Listed records >>

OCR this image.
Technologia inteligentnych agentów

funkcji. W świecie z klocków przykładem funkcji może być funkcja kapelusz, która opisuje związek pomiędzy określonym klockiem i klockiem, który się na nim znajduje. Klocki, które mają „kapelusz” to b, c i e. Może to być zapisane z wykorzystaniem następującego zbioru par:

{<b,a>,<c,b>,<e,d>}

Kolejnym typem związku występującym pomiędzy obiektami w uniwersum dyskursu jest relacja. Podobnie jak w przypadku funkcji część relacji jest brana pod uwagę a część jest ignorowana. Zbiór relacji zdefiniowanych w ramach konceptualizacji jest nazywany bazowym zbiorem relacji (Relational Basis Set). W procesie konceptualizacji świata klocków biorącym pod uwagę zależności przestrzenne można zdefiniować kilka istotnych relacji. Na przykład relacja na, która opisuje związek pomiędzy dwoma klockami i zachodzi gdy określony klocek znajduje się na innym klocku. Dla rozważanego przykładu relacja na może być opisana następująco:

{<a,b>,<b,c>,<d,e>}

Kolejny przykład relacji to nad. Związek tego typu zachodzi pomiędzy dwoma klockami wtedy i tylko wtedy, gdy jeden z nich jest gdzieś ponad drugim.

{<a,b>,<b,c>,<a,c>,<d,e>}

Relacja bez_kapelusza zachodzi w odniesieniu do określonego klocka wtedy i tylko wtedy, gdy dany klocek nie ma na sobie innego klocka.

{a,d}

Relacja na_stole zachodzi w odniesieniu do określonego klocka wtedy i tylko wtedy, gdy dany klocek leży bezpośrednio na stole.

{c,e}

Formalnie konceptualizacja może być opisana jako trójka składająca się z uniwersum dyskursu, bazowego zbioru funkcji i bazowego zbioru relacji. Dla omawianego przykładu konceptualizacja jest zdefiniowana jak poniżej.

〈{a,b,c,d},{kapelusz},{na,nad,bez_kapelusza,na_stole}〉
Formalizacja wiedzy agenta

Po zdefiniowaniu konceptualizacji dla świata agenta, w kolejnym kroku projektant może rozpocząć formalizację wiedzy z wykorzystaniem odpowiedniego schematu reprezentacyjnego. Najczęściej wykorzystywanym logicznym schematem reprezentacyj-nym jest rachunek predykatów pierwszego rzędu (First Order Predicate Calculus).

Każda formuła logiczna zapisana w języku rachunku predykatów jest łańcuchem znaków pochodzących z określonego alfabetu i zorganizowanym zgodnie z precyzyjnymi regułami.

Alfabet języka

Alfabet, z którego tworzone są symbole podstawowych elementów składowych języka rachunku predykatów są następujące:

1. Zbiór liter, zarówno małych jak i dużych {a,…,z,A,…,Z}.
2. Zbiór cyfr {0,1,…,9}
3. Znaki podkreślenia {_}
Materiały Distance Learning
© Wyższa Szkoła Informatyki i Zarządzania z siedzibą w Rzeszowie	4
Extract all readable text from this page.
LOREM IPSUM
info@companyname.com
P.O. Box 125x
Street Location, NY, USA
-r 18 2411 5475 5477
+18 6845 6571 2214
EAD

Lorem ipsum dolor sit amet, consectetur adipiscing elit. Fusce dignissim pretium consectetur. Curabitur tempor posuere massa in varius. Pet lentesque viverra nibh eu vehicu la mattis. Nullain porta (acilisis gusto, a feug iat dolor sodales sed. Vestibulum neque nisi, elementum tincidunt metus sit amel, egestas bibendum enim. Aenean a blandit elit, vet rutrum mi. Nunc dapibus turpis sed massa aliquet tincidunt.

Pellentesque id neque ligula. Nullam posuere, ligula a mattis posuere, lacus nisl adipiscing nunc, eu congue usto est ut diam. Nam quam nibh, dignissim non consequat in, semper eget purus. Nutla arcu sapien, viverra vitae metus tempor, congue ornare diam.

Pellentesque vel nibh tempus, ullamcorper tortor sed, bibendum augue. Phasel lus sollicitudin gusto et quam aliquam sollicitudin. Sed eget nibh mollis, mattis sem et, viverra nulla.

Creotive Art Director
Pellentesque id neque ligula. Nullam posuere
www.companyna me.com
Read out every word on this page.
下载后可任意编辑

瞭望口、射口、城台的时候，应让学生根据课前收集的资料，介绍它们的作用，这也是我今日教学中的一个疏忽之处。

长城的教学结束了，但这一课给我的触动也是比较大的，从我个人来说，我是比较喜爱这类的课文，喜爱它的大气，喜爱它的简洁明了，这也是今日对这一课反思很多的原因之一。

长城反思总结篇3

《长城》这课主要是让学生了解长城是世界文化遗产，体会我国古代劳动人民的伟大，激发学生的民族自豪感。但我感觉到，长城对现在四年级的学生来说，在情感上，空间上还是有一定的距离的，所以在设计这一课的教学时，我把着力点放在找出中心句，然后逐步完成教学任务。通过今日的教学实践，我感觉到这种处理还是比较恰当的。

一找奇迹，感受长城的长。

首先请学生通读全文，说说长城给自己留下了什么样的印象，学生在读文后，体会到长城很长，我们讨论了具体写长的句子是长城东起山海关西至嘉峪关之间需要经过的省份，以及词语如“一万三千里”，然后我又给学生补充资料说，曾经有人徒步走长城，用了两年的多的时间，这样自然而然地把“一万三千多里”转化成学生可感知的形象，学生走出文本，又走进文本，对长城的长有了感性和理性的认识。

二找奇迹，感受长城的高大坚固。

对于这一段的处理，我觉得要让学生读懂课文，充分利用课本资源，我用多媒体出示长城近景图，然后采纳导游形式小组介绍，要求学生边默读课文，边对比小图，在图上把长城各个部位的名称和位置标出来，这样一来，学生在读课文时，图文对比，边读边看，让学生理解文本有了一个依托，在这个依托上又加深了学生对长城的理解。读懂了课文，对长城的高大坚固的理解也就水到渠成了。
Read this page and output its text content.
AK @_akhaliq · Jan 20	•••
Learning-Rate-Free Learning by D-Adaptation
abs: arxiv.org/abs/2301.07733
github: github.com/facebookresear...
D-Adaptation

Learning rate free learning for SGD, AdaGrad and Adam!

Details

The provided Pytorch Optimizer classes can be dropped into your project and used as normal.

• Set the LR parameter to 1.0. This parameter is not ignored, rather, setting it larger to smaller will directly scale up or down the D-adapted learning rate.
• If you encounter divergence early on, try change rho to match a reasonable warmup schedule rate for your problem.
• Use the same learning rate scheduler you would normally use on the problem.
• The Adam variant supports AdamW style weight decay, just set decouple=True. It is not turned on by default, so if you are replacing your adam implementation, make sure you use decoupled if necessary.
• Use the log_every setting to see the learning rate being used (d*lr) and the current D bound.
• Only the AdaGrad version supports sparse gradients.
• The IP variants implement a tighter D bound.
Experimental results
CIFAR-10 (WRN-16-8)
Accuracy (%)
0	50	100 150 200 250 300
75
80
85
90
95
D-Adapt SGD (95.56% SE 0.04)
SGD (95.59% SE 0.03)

Task instructions >> Give the records above again, word for word.

Response to the task >>
OCR this image.
Technologia inteligentnych agentów

funkcji. W świecie z klocków przykładem funkcji może być funkcja kapelusz, która opisuje związek pomiędzy określonym klockiem i klockiem, który się na nim znajduje. Klocki, które mają „kapelusz” to b, c i e. Może to być zapisane z wykorzystaniem następującego zbioru par:

{<b,a>,<c,b>,<e,d>}

Kolejnym typem związku występującym pomiędzy obiektami w uniwersum dyskursu jest relacja. Podobnie jak w przypadku funkcji część relacji jest brana pod uwagę a część jest ignorowana. Zbiór relacji zdefiniowanych w ramach konceptualizacji jest nazywany bazowym zbiorem relacji (Relational Basis Set). W procesie konceptualizacji świata klocków biorącym pod uwagę zależności przestrzenne można zdefiniować kilka istotnych relacji. Na przykład relacja na, która opisuje związek pomiędzy dwoma klockami i zachodzi gdy określony klocek znajduje się na innym klocku. Dla rozważanego przykładu relacja na może być opisana następująco:

{<a,b>,<b,c>,<d,e>}

Kolejny przykład relacji to nad. Związek tego typu zachodzi pomiędzy dwoma klockami wtedy i tylko wtedy, gdy jeden z nich jest gdzieś ponad drugim.

{<a,b>,<b,c>,<a,c>,<d,e>}

Relacja bez_kapelusza zachodzi w odniesieniu do określonego klocka wtedy i tylko wtedy, gdy dany klocek nie ma na sobie innego klocka.

{a,d}

Relacja na_stole zachodzi w odniesieniu do określonego klocka wtedy i tylko wtedy, gdy dany klocek leży bezpośrednio na stole.

{c,e}

Formalnie konceptualizacja może być opisana jako trójka składająca się z uniwersum dyskursu, bazowego zbioru funkcji i bazowego zbioru relacji. Dla omawianego przykładu konceptualizacja jest zdefiniowana jak poniżej.

〈{a,b,c,d},{kapelusz},{na,nad,bez_kapelusza,na_stole}〉
Formalizacja wiedzy agenta

Po zdefiniowaniu konceptualizacji dla świata agenta, w kolejnym kroku projektant może rozpocząć formalizację wiedzy z wykorzystaniem odpowiedniego schematu reprezentacyjnego. Najczęściej wykorzystywanym logicznym schematem reprezentacyj-nym jest rachunek predykatów pierwszego rzędu (First Order Predicate Calculus).

Każda formuła logiczna zapisana w języku rachunku predykatów jest łańcuchem znaków pochodzących z określonego alfabetu i zorganizowanym zgodnie z precyzyjnymi regułami.

Alfabet języka

Alfabet, z którego tworzone są symbole podstawowych elementów składowych języka rachunku predykatów są następujące:

1. Zbiór liter, zarówno małych jak i dużych {a,…,z,A,…,Z}.
2. Zbiór cyfr {0,1,…,9}
3. Znaki podkreślenia {_}
Materiały Distance Learning
© Wyższa Szkoła Informatyki i Zarządzania z siedzibą w Rzeszowie	4
Extract all readable text from this page.
LOREM IPSUM
info@companyname.com
P.O. Box 125x
Street Location, NY, USA
-r 18 2411 5475 5477
+18 6845 6571 2214
EAD

Lorem ipsum dolor sit amet, consectetur adipiscing elit. Fusce dignissim pretium consectetur. Curabitur tempor posuere massa in varius. Pet lentesque viverra nibh eu vehicu la mattis. Nullain porta (acilisis gusto, a feug iat dolor sodales sed. Vestibulum neque nisi, elementum tincidunt metus sit amel, egestas bibendum enim. Aenean a blandit elit, vet rutrum mi. Nunc dapibus turpis sed massa aliquet tincidunt.

Pellentesque id neque ligula. Nullam posuere, ligula a mattis posuere, lacus nisl adipiscing nunc, eu congue usto est ut diam. Nam quam nibh, dignissim non consequat in, semper eget purus. Nutla arcu sapien, viverra vitae metus tempor, congue ornare diam.

Pellentesque vel nibh tempus, ullamcorper tortor sed, bibendum augue. Phasel lus sollicitudin gusto et quam aliquam sollicitudin. Sed eget nibh mollis, mattis sem et, viverra nulla.

Creotive Art Director
Pellentesque id neque ligula. Nullam posuere
www.companyna me.com
Read out every word on this page.
下载后可任意编辑

瞭望口、射口、城台的时候，应让学生根据课前收集的资料，介绍它们的作用，这也是我今日教学中的一个疏忽之处。

长城的教学结束了，但这一课给我的触动也是比较大的，从我个人来说，我是比较喜爱这类的课文，喜爱它的大气，喜爱它的简洁明了，这也是今日对这一课反思很多的原因之一。

长城反思总结篇3

《长城》这课主要是让学生了解长城是世界文化遗产，体会我国古代劳动人民的伟大，激发学生的民族自豪感。但我感觉到，长城对现在四年级的学生来说，在情感上，空间上还是有一定的距离的，所以在设计这一课的教学时，我把着力点放在找出中心句，然后逐步完成教学任务。通过今日的教学实践，我感觉到这种处理还是比较恰当的。

一找奇迹，感受长城的长。

首先请学生通读全文，说说长城给自己留下了什么样的印象，学生在读文后，体会到长城很长，我们讨论了具体写长的句子是长城东起山海关西至嘉峪关之间需要经过的省份，以及词语如“一万三千里”，然后我又给学生补充资料说，曾经有人徒步走长城，用了两年的多的时间，这样自然而然地把“一万三千多里”转化成学生可感知的形象，学生走出文本，又走进文本，对长城的长有了感性和理性的认识。

二找奇迹，感受长城的高大坚固。

对于这一段的处理，我觉得要让学生读懂课文，充分利用课本资源，我用多媒体出示长城近景图，然后采纳导游形式小组介绍，要求学生边默读课文，边对比小图，在图上把长城各个部位的名称和位置标出来，这样一来，学生在读课文时，图文对比，边读边看，让学生理解文本有了一个依托，在这个依托上又加深了学生对长城的理解。读懂了课文，对长城的高大坚固的理解也就水到渠成了。
Read this page and output its text content.
AK @_akhaliq · Jan 20	•••
Learning-Rate-Free Learning by D-Adaptation
abs: arxiv.org/abs/2301.07733
github: github.com/facebookresear...
D-Adaptation

Learning rate free learning for SGD, AdaGrad and Adam!

Details

The provided Pytorch Optimizer classes can be dropped into your project and used as normal.

• Set the LR parameter to 1.0. This parameter is not ignored, rather, setting it larger to smaller will directly scale up or down the D-adapted learning rate.
• If you encounter divergence early on, try change rho to match a reasonable warmup schedule rate for your problem.
• Use the same learning rate scheduler you would normally use on the problem.
• The Adam variant supports AdamW style weight decay, just set decouple=True. It is not turned on by default, so if you are replacing your adam implementation, make sure you use decoupled if necessary.
• Use the log_every setting to see the learning rate being used (d*lr) and the current D bound.
• Only the AdaGrad version supports sparse gradients.
• The IP variants implement a tighter D bound.
Experimental results
CIFAR-10 (WRN-16-8)
Accuracy (%)
0	50	100 150 200 250 300
75
80
85
90
95
D-Adapt SGD (95.56% SE 0.04)
SGD (95.59% SE 0.03)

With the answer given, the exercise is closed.